> _Data records_
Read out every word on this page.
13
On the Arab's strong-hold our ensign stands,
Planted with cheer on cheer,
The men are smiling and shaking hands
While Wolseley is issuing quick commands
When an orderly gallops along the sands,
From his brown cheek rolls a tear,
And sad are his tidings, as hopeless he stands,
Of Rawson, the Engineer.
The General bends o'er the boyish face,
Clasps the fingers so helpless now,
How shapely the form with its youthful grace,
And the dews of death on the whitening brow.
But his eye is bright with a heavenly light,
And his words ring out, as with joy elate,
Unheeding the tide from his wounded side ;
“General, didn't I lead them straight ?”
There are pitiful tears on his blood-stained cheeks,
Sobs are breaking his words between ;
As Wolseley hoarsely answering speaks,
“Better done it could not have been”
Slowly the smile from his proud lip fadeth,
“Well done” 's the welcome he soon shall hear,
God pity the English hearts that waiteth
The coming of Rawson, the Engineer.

> _PROBLEM DETAILS_
Count each line where the string "Engineer" occurs, and write only the number.

> _FINAL ANSWER_
2